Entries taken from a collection
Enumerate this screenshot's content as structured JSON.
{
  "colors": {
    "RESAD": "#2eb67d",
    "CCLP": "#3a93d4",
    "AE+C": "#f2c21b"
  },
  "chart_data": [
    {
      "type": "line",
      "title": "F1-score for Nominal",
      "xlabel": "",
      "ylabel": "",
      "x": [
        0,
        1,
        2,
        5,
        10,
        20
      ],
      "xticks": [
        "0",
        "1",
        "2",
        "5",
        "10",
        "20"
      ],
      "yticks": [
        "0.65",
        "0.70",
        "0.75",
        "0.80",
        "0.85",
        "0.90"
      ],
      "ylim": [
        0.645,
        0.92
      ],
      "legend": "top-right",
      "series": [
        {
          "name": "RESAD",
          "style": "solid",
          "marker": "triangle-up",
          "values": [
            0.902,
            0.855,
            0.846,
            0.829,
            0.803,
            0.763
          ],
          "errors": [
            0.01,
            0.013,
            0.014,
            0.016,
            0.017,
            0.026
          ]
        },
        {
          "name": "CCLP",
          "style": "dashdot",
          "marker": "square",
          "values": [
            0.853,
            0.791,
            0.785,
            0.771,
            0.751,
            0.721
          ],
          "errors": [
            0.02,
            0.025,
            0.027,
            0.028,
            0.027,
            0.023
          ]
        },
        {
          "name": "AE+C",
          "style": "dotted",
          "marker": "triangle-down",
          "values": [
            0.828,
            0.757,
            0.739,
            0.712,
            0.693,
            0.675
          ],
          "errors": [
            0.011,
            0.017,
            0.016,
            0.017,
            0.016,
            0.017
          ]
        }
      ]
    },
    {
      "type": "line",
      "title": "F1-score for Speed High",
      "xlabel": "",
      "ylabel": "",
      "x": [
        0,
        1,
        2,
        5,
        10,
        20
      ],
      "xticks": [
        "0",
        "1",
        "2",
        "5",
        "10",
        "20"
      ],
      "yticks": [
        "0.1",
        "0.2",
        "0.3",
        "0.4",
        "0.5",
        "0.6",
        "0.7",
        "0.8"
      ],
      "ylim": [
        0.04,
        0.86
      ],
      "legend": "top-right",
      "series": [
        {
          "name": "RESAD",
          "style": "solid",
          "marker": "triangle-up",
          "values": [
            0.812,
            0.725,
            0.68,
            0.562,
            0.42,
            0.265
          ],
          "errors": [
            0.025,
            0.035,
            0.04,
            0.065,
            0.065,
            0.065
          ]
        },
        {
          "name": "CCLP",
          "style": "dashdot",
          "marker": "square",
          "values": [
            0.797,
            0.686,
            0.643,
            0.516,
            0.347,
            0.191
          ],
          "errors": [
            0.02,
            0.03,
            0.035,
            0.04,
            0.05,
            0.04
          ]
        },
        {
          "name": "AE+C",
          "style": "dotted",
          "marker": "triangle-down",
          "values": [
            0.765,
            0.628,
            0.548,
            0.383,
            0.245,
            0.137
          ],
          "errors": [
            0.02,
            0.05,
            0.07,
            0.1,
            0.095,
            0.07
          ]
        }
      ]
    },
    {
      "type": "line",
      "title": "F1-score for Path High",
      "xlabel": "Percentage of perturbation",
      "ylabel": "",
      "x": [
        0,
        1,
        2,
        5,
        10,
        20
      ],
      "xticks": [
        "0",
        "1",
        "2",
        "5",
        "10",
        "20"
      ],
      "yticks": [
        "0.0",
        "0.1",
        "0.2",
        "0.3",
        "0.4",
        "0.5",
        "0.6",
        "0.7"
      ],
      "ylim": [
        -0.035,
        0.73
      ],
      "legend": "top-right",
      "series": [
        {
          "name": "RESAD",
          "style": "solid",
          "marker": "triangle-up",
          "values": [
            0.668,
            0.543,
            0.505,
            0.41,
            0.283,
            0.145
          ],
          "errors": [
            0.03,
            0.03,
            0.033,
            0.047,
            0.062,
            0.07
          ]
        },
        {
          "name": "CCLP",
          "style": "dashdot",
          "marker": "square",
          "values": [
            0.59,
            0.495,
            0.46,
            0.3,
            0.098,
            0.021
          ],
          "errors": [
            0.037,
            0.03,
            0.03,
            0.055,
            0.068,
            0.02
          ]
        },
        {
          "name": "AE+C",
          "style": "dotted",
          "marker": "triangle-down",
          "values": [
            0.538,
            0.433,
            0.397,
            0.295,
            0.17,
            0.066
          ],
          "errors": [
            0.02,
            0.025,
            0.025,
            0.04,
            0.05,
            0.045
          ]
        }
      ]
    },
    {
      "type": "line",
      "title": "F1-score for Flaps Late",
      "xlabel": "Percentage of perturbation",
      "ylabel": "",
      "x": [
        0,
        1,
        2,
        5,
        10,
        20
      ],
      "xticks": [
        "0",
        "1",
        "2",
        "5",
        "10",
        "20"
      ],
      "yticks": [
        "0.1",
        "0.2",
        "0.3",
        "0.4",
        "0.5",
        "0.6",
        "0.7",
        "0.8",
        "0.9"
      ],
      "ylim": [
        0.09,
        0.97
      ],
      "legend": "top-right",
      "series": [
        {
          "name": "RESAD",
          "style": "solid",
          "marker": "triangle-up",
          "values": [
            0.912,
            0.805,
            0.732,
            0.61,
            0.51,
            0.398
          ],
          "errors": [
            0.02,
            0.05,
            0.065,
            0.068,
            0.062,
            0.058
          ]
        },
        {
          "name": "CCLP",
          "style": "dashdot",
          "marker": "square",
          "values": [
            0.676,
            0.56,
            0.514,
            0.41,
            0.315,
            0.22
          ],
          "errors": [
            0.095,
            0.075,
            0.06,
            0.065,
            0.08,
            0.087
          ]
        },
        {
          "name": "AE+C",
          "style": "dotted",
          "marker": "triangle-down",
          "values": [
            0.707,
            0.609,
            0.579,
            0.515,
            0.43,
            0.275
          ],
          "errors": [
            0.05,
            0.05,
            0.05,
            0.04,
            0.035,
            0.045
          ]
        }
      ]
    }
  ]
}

__AIM OF THE TASK__
Read through the data and copy every line where "score" shows up.

__RESULT FOR THIS EXERCISE__
      "title": "F1-score for Nominal",
      "title": "F1-score for Speed High",
      "title": "F1-score for Path High",
      "title": "F1-score for Flaps Late",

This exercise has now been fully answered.